• [REQUIRED TASK] Count how many lines hold the word "Research" and give that number as the whole answer.

• [LISTED RECORDS]
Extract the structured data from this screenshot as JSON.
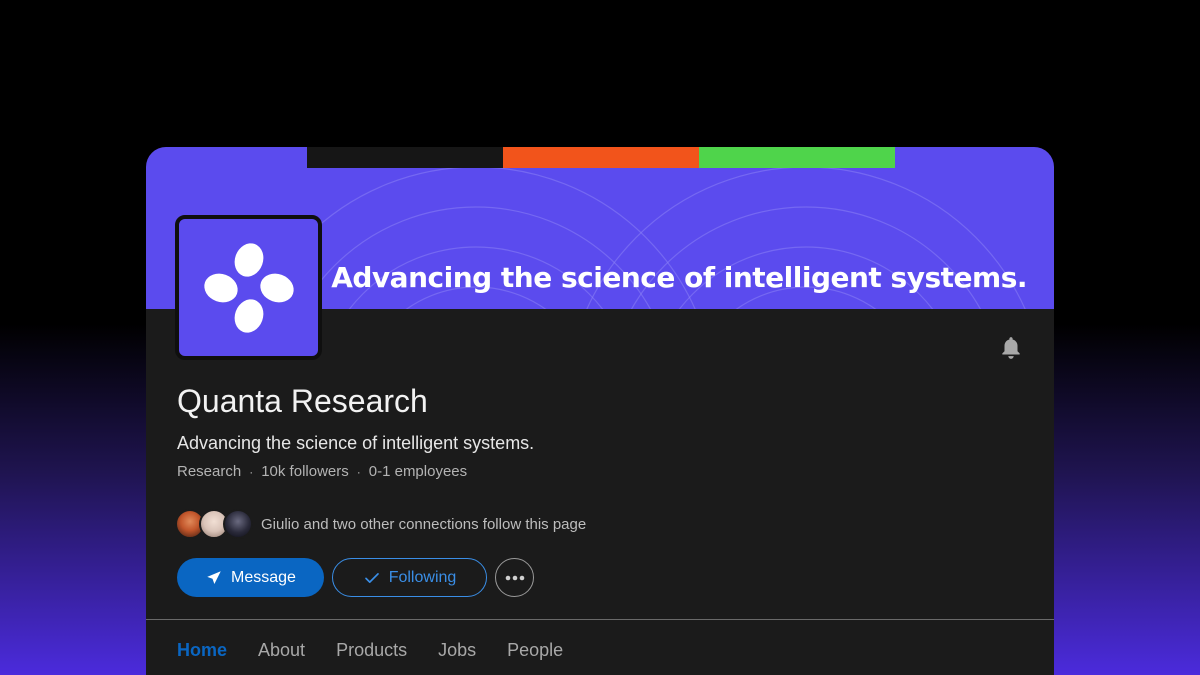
{
  "banner": {
    "tagline": "Advancing the science of intelligent systems.",
    "stripe_colors": [
      "#161616",
      "#f2541b",
      "#4fd44b"
    ]
  },
  "company": {
    "name": "Quanta Research",
    "tagline": "Advancing the science of intelligent systems.",
    "industry": "Research",
    "followers": "10k followers",
    "employees": "0-1 employees"
  },
  "connections": {
    "text": "Giulio and two other connections follow this page",
    "avatar_colors": [
      "#c2562b",
      "#d9c3b8",
      "#2a2a3a"
    ]
  },
  "actions": {
    "message_label": "Message",
    "following_label": "Following"
  },
  "tabs": [
    {
      "label": "Home",
      "active": true
    },
    {
      "label": "About",
      "active": false
    },
    {
      "label": "Products",
      "active": false
    },
    {
      "label": "Jobs",
      "active": false
    },
    {
      "label": "People",
      "active": false
    }
  ],
  "colors": {
    "brand_purple": "#5b4bee",
    "primary_blue": "#0a66c2",
    "card_bg": "#1b1b1b"
  }
}
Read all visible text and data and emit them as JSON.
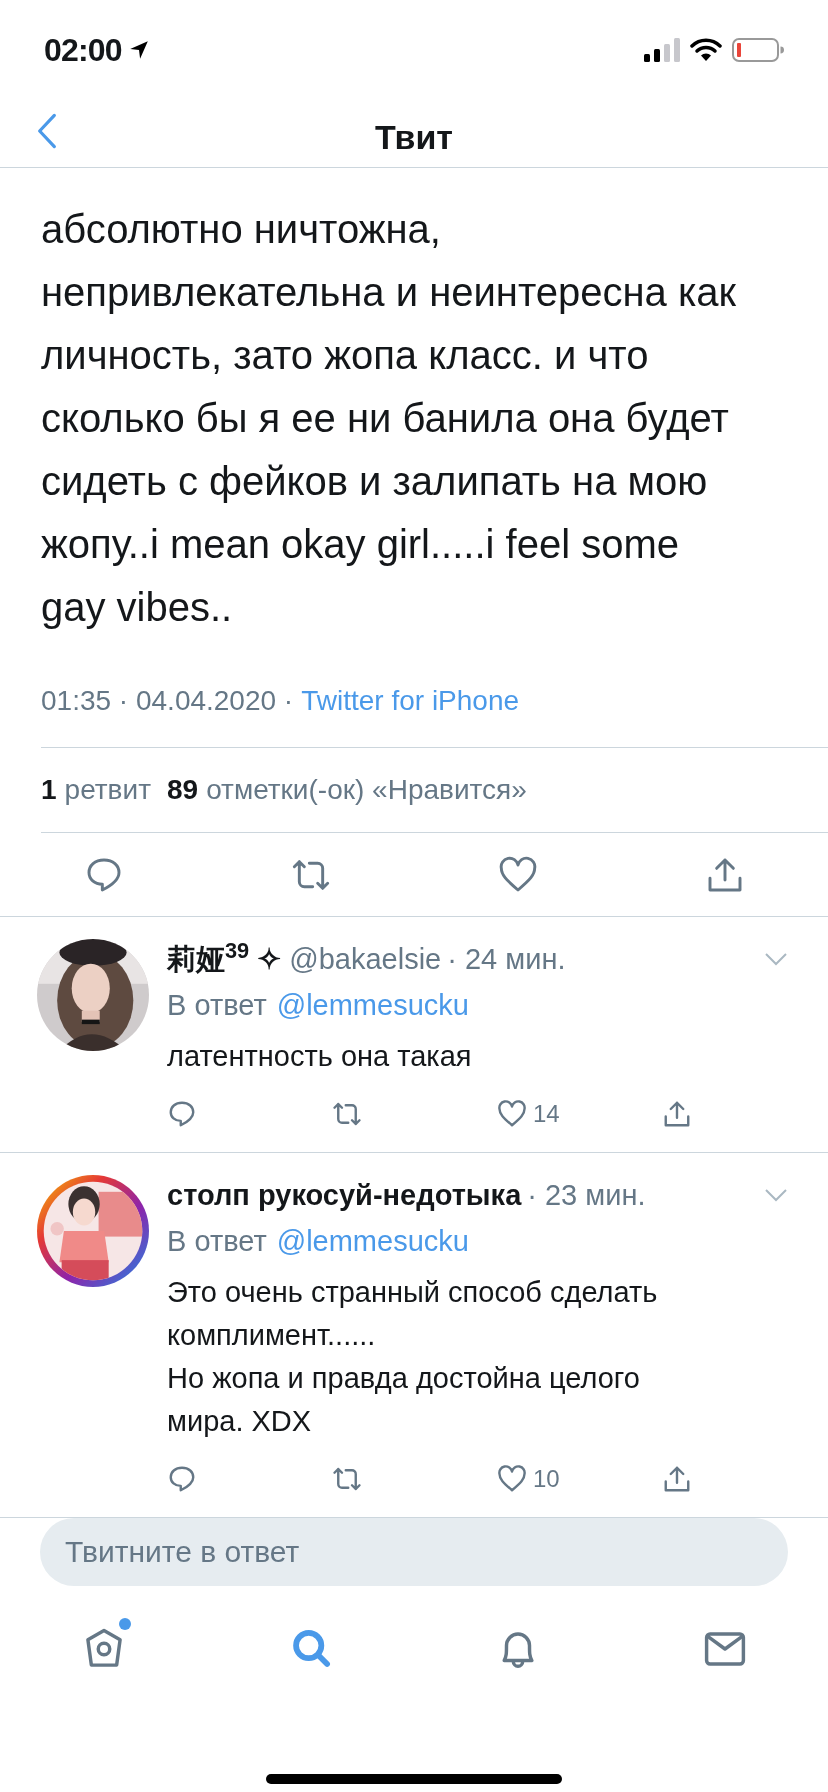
{
  "status_bar": {
    "time": "02:00"
  },
  "nav": {
    "title": "Твит"
  },
  "tweet": {
    "text": "абсолютно ничтожна, непривлекательна и неинтересна как личность, зато жопа класс. и что сколько бы я ее ни банила она будет сидеть с фейков и залипать на мою жопу..i mean okay girl.....i feel some gay vibes..",
    "timestamp": "01:35 · 04.04.2020 ·",
    "source": "Twitter for iPhone",
    "retweets": {
      "count": "1",
      "label": "ретвит"
    },
    "likes": {
      "count": "89",
      "label": "отметки(-ок) «Нравится»"
    }
  },
  "replies": [
    {
      "name": "莉娅$^{39}$ ✧",
      "handle": "@bakaelsie",
      "time": "· 24 мин.",
      "reply_label": "В ответ",
      "reply_to": "@lemmesucku",
      "text": "латентность она такая",
      "like_count": "14"
    },
    {
      "name": "столп рукосуй-недотыка",
      "time": "· 23 мин.",
      "reply_label": "В ответ",
      "reply_to": "@lemmesucku",
      "text": "Это очень странный способ сделать комплимент......\nНо жопа и правда достойна целого мира. XDX",
      "like_count": "10"
    }
  ],
  "reply_field": {
    "placeholder": "Твитните в ответ"
  },
  "tab_bar": [
    {
      "kind": "home",
      "selected": false,
      "unread": true
    },
    {
      "kind": "search",
      "selected": true,
      "unread": false
    },
    {
      "kind": "notifications",
      "selected": false,
      "unread": false
    },
    {
      "kind": "messages",
      "selected": false,
      "unread": false
    }
  ]
}
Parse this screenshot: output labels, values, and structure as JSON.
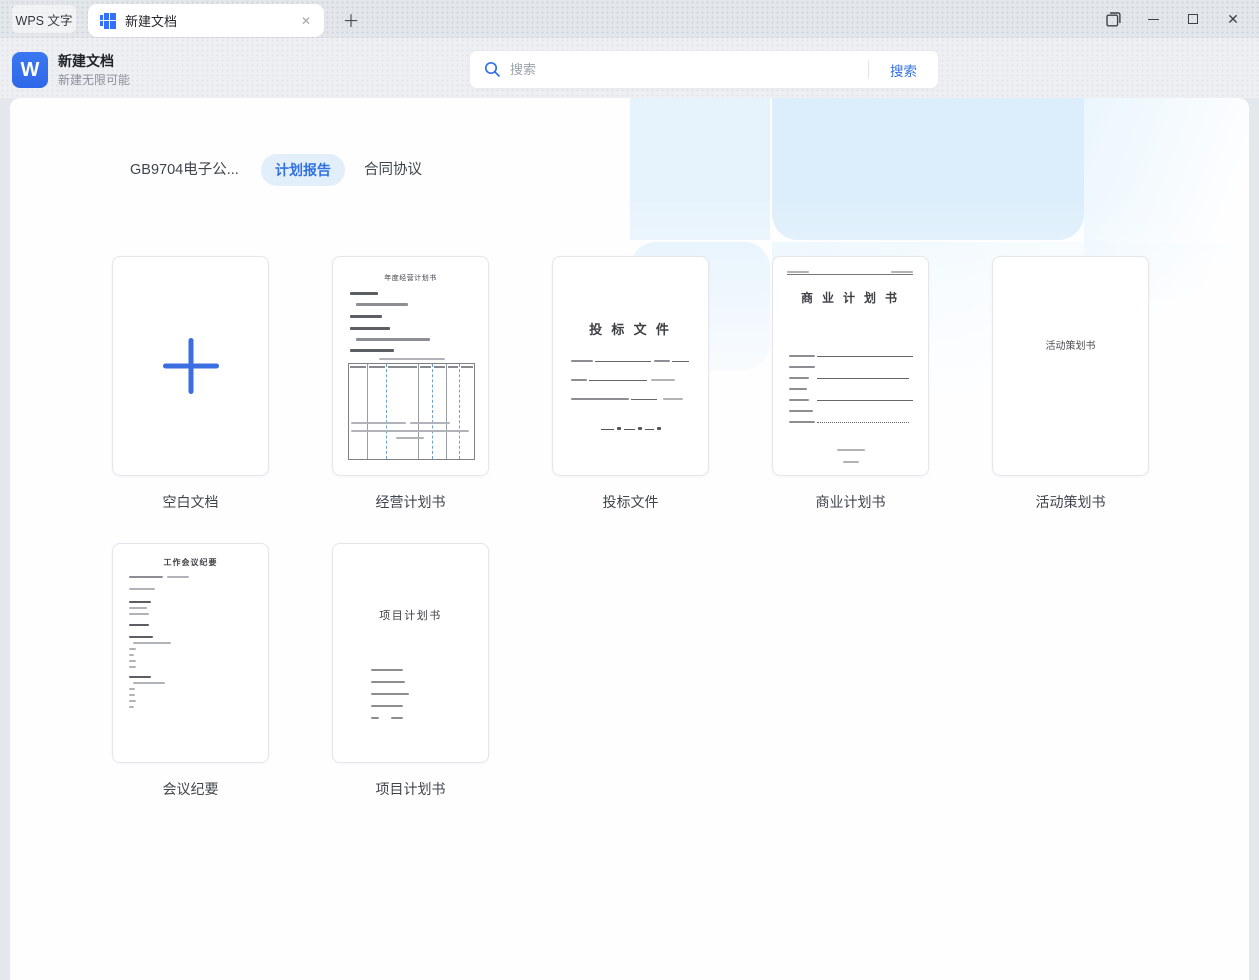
{
  "titlebar": {
    "app_label": "WPS 文字",
    "tab_title": "新建文档",
    "icons": {
      "tab_close": "✕",
      "new_tab": "＋",
      "window_close": "✕"
    }
  },
  "header": {
    "logo_letter": "W",
    "title": "新建文档",
    "subtitle": "新建无限可能",
    "search": {
      "placeholder": "搜索",
      "button_label": "搜索"
    }
  },
  "categories": [
    {
      "label": "GB9704电子公...",
      "active": false
    },
    {
      "label": "计划报告",
      "active": true
    },
    {
      "label": "合同协议",
      "active": false
    }
  ],
  "templates": [
    {
      "label": "空白文档",
      "kind": "blank"
    },
    {
      "label": "经营计划书",
      "kind": "doc-with-table",
      "thumb_title": "年度经营计划书"
    },
    {
      "label": "投标文件",
      "kind": "cover-form",
      "thumb_title": "投 标 文 件"
    },
    {
      "label": "商业计划书",
      "kind": "cover-list",
      "thumb_title": "商 业 计 划 书"
    },
    {
      "label": "活动策划书",
      "kind": "title-only",
      "thumb_title": "活动策划书"
    },
    {
      "label": "会议纪要",
      "kind": "memo",
      "thumb_title": "工作会议纪要"
    },
    {
      "label": "项目计划书",
      "kind": "cover-small-list",
      "thumb_title": "项目计划书"
    }
  ],
  "colors": {
    "accent_blue": "#3370ff",
    "search_button_text": "#3370e4",
    "category_active_bg": "#e2effb",
    "category_active_text": "#3171df",
    "titlebar_bg": "#e3e6ea",
    "header_bg": "#edeff2",
    "panel_bg": "#fefeff",
    "decor_blue": "#dceefb"
  }
}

• [RESPONSE TO THIS EXERCISE] 2